* START Extracted records *

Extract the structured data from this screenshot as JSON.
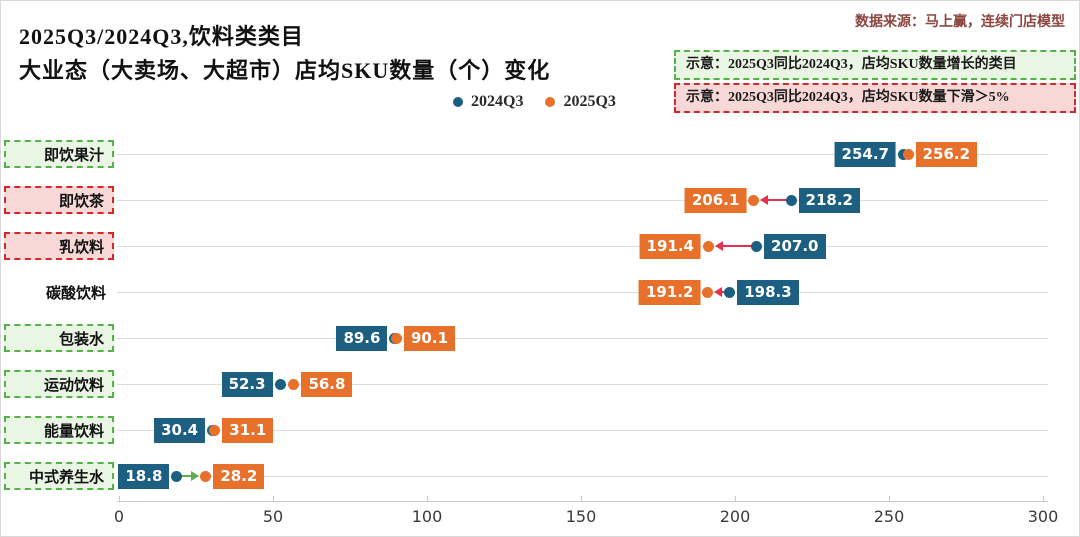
{
  "header": {
    "title_line1": "2025Q3/2024Q3,饮料类类目",
    "title_line2": "大业态（大卖场、大超市）店均SKU数量（个）变化",
    "source": "数据来源：马上赢，连续门店模型",
    "note_growth": "示意：2025Q3同比2024Q3，店均SKU数量增长的类目",
    "note_decline": "示意：2025Q3同比2024Q3，店均SKU数量下滑＞5%"
  },
  "legend": {
    "series1": "2024Q3",
    "series2": "2025Q3"
  },
  "colors": {
    "series_2024": "#1d5f81",
    "series_2025": "#e7702b",
    "decline_arrow": "#e53150",
    "growth_arrow": "#5cad51",
    "growth_box_border": "#55b24a",
    "growth_box_fill": "#eaf6e4",
    "decline_box_border": "#d02b2b",
    "decline_box_fill": "#f8d8d6",
    "gridline": "#dcdcdc",
    "axis": "#c9c9c9"
  },
  "chart_data": {
    "type": "dumbbell",
    "title": "2025Q3/2024Q3,饮料类类目 大业态（大卖场、大超市）店均SKU数量（个）变化",
    "series_names": [
      "2024Q3",
      "2025Q3"
    ],
    "xlim": [
      0,
      300
    ],
    "x_ticks": [
      0,
      50,
      100,
      150,
      200,
      250,
      300
    ],
    "grid": "horizontal-only",
    "legend_position": "top",
    "rows": [
      {
        "category": "即饮果汁",
        "box": "growth",
        "v2024": 254.7,
        "v2025": 256.2,
        "arrow": null
      },
      {
        "category": "即饮茶",
        "box": "decline",
        "v2024": 218.2,
        "v2025": 206.1,
        "arrow": "decline"
      },
      {
        "category": "乳饮料",
        "box": "decline",
        "v2024": 207.0,
        "v2025": 191.4,
        "arrow": "decline"
      },
      {
        "category": "碳酸饮料",
        "box": null,
        "v2024": 198.3,
        "v2025": 191.2,
        "arrow": "decline"
      },
      {
        "category": "包装水",
        "box": "growth",
        "v2024": 89.6,
        "v2025": 90.1,
        "arrow": null
      },
      {
        "category": "运动饮料",
        "box": "growth",
        "v2024": 52.3,
        "v2025": 56.8,
        "arrow": null
      },
      {
        "category": "能量饮料",
        "box": "growth",
        "v2024": 30.4,
        "v2025": 31.1,
        "arrow": null
      },
      {
        "category": "中式养生水",
        "box": "growth",
        "v2024": 18.8,
        "v2025": 28.2,
        "arrow": "growth"
      }
    ]
  }
}
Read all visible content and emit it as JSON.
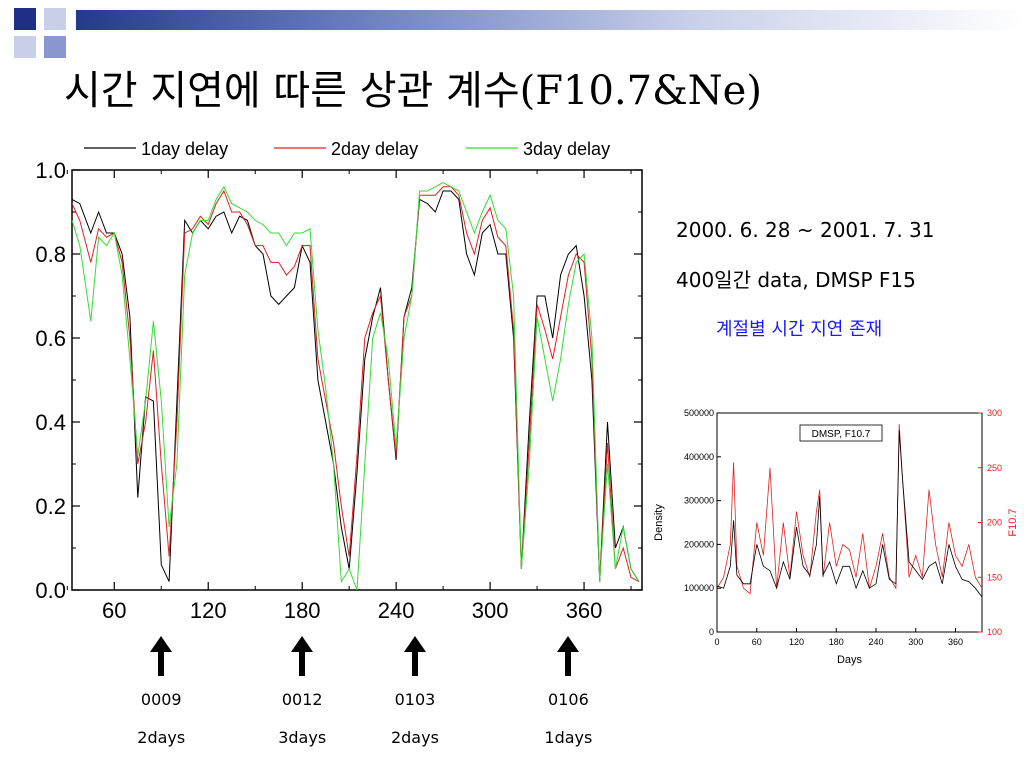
{
  "slide": {
    "title": "시간 지연에 따른 상관 계수(F10.7&Ne)"
  },
  "info": {
    "period": "2000. 6. 28 ~ 2001. 7. 31",
    "dataset": "400일간 data, DMSP F15",
    "note": "계절별 시간 지연 존재"
  },
  "colors": {
    "series1": "#000000",
    "series2": "#e02020",
    "series3": "#33dd33",
    "accent_blue": "#1a1aff",
    "deco_blue": "#223a8a"
  },
  "markers": [
    {
      "code": "0009",
      "delay": "2days",
      "x": 90
    },
    {
      "code": "0012",
      "delay": "3days",
      "x": 180
    },
    {
      "code": "0103",
      "delay": "2days",
      "x": 252
    },
    {
      "code": "0106",
      "delay": "1days",
      "x": 350
    }
  ],
  "chart_data": [
    {
      "type": "line",
      "title": "",
      "xlabel": "",
      "ylabel": "",
      "xlim": [
        33,
        397
      ],
      "ylim": [
        0.0,
        1.0
      ],
      "xticks": [
        "60",
        "120",
        "180",
        "240",
        "300",
        "360"
      ],
      "yticks": [
        "0.0",
        "0.2",
        "0.4",
        "0.6",
        "0.8",
        "1.0"
      ],
      "legend": "top, horizontal",
      "series": [
        {
          "name": "1day delay",
          "x": [
            33,
            38,
            45,
            50,
            55,
            60,
            65,
            70,
            75,
            80,
            85,
            90,
            95,
            100,
            105,
            110,
            115,
            120,
            125,
            130,
            135,
            140,
            145,
            150,
            155,
            160,
            165,
            170,
            175,
            180,
            185,
            190,
            195,
            200,
            205,
            210,
            215,
            220,
            225,
            230,
            235,
            240,
            245,
            250,
            255,
            260,
            265,
            270,
            275,
            280,
            285,
            290,
            295,
            300,
            305,
            310,
            315,
            320,
            325,
            330,
            335,
            340,
            345,
            350,
            355,
            360,
            365,
            370,
            375,
            380,
            385,
            390,
            395
          ],
          "y": [
            0.93,
            0.92,
            0.85,
            0.9,
            0.85,
            0.85,
            0.8,
            0.65,
            0.22,
            0.46,
            0.45,
            0.06,
            0.02,
            0.45,
            0.88,
            0.85,
            0.88,
            0.86,
            0.89,
            0.9,
            0.85,
            0.89,
            0.88,
            0.82,
            0.8,
            0.7,
            0.68,
            0.7,
            0.72,
            0.82,
            0.78,
            0.5,
            0.4,
            0.3,
            0.15,
            0.05,
            0.28,
            0.55,
            0.65,
            0.72,
            0.5,
            0.31,
            0.65,
            0.72,
            0.93,
            0.92,
            0.9,
            0.95,
            0.95,
            0.93,
            0.8,
            0.75,
            0.85,
            0.87,
            0.8,
            0.8,
            0.6,
            0.05,
            0.4,
            0.7,
            0.7,
            0.6,
            0.75,
            0.8,
            0.82,
            0.7,
            0.5,
            0.02,
            0.4,
            0.1,
            0.15,
            0.05,
            0.02
          ]
        },
        {
          "name": "2day delay",
          "x": [
            33,
            38,
            45,
            50,
            55,
            60,
            65,
            70,
            75,
            80,
            85,
            90,
            95,
            100,
            105,
            110,
            115,
            120,
            125,
            130,
            135,
            140,
            145,
            150,
            155,
            160,
            165,
            170,
            175,
            180,
            185,
            190,
            195,
            200,
            205,
            210,
            215,
            220,
            225,
            230,
            235,
            240,
            245,
            250,
            255,
            260,
            265,
            270,
            275,
            280,
            285,
            290,
            295,
            300,
            305,
            310,
            315,
            320,
            325,
            330,
            335,
            340,
            345,
            350,
            355,
            360,
            365,
            370,
            375,
            380,
            385,
            390,
            395
          ],
          "y": [
            0.92,
            0.88,
            0.78,
            0.86,
            0.84,
            0.85,
            0.78,
            0.6,
            0.3,
            0.4,
            0.57,
            0.3,
            0.08,
            0.4,
            0.85,
            0.86,
            0.89,
            0.87,
            0.92,
            0.95,
            0.9,
            0.9,
            0.87,
            0.82,
            0.82,
            0.78,
            0.78,
            0.75,
            0.77,
            0.82,
            0.82,
            0.55,
            0.45,
            0.35,
            0.2,
            0.08,
            0.32,
            0.6,
            0.66,
            0.7,
            0.5,
            0.32,
            0.65,
            0.7,
            0.94,
            0.94,
            0.94,
            0.96,
            0.96,
            0.94,
            0.85,
            0.8,
            0.88,
            0.91,
            0.84,
            0.82,
            0.62,
            0.05,
            0.35,
            0.68,
            0.62,
            0.55,
            0.65,
            0.75,
            0.8,
            0.78,
            0.55,
            0.02,
            0.35,
            0.05,
            0.1,
            0.03,
            0.02
          ]
        },
        {
          "name": "3day delay",
          "x": [
            33,
            38,
            45,
            50,
            55,
            60,
            65,
            70,
            75,
            80,
            85,
            90,
            95,
            100,
            105,
            110,
            115,
            120,
            125,
            130,
            135,
            140,
            145,
            150,
            155,
            160,
            165,
            170,
            175,
            180,
            185,
            190,
            195,
            200,
            205,
            210,
            215,
            220,
            225,
            230,
            235,
            240,
            245,
            250,
            255,
            260,
            265,
            270,
            275,
            280,
            285,
            290,
            295,
            300,
            305,
            310,
            315,
            320,
            325,
            330,
            335,
            340,
            345,
            350,
            355,
            360,
            365,
            370,
            375,
            380,
            385,
            390,
            395
          ],
          "y": [
            0.88,
            0.82,
            0.64,
            0.84,
            0.82,
            0.85,
            0.75,
            0.55,
            0.32,
            0.45,
            0.64,
            0.45,
            0.15,
            0.3,
            0.75,
            0.85,
            0.88,
            0.88,
            0.93,
            0.96,
            0.92,
            0.91,
            0.9,
            0.88,
            0.87,
            0.85,
            0.85,
            0.82,
            0.85,
            0.85,
            0.86,
            0.62,
            0.48,
            0.3,
            0.02,
            0.05,
            0.0,
            0.3,
            0.6,
            0.66,
            0.55,
            0.34,
            0.6,
            0.7,
            0.95,
            0.95,
            0.96,
            0.97,
            0.96,
            0.95,
            0.9,
            0.85,
            0.9,
            0.94,
            0.88,
            0.86,
            0.7,
            0.05,
            0.3,
            0.65,
            0.55,
            0.45,
            0.55,
            0.68,
            0.78,
            0.8,
            0.6,
            0.02,
            0.3,
            0.05,
            0.15,
            0.05,
            0.02
          ]
        }
      ]
    },
    {
      "type": "line",
      "title": "DMSP, F10.7",
      "xlabel": "Days",
      "ylabel": "Density",
      "y2label": "F10.7",
      "xlim": [
        0,
        400
      ],
      "ylim": [
        0,
        500000
      ],
      "y2lim": [
        100,
        300
      ],
      "xticks": [
        "0",
        "60",
        "120",
        "180",
        "240",
        "300",
        "360"
      ],
      "yticks": [
        "0",
        "100000",
        "200000",
        "300000",
        "400000",
        "500000"
      ],
      "y2ticks": [
        "100",
        "150",
        "200",
        "250",
        "300"
      ],
      "series": [
        {
          "name": "Density",
          "axis": "left",
          "x": [
            0,
            10,
            20,
            25,
            30,
            40,
            50,
            60,
            70,
            80,
            90,
            100,
            110,
            120,
            130,
            140,
            150,
            155,
            160,
            170,
            180,
            190,
            200,
            210,
            220,
            230,
            240,
            250,
            260,
            270,
            275,
            280,
            290,
            300,
            310,
            320,
            330,
            340,
            350,
            360,
            370,
            380,
            390,
            400
          ],
          "y": [
            105000,
            100000,
            150000,
            255000,
            130000,
            110000,
            110000,
            200000,
            150000,
            140000,
            100000,
            160000,
            120000,
            240000,
            150000,
            130000,
            200000,
            310000,
            130000,
            160000,
            110000,
            150000,
            150000,
            100000,
            140000,
            100000,
            110000,
            200000,
            120000,
            110000,
            460000,
            350000,
            160000,
            140000,
            120000,
            150000,
            160000,
            110000,
            200000,
            150000,
            120000,
            115000,
            100000,
            80000
          ]
        },
        {
          "name": "F10.7",
          "axis": "right",
          "x": [
            0,
            10,
            20,
            25,
            30,
            40,
            50,
            60,
            70,
            80,
            90,
            100,
            110,
            120,
            130,
            140,
            150,
            155,
            160,
            170,
            180,
            190,
            200,
            210,
            220,
            230,
            240,
            250,
            260,
            270,
            275,
            280,
            290,
            300,
            310,
            320,
            330,
            340,
            350,
            360,
            370,
            380,
            390,
            400
          ],
          "y": [
            140,
            150,
            180,
            255,
            160,
            140,
            135,
            200,
            170,
            250,
            140,
            200,
            150,
            210,
            170,
            150,
            210,
            230,
            150,
            200,
            160,
            180,
            175,
            150,
            190,
            140,
            160,
            190,
            150,
            140,
            290,
            240,
            150,
            170,
            150,
            230,
            180,
            150,
            200,
            170,
            160,
            180,
            150,
            140
          ]
        }
      ]
    }
  ]
}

* END Extracted records *

### Required work
Return only the count of lines in the records that hold the word "饮料类类目".

### Task solution
2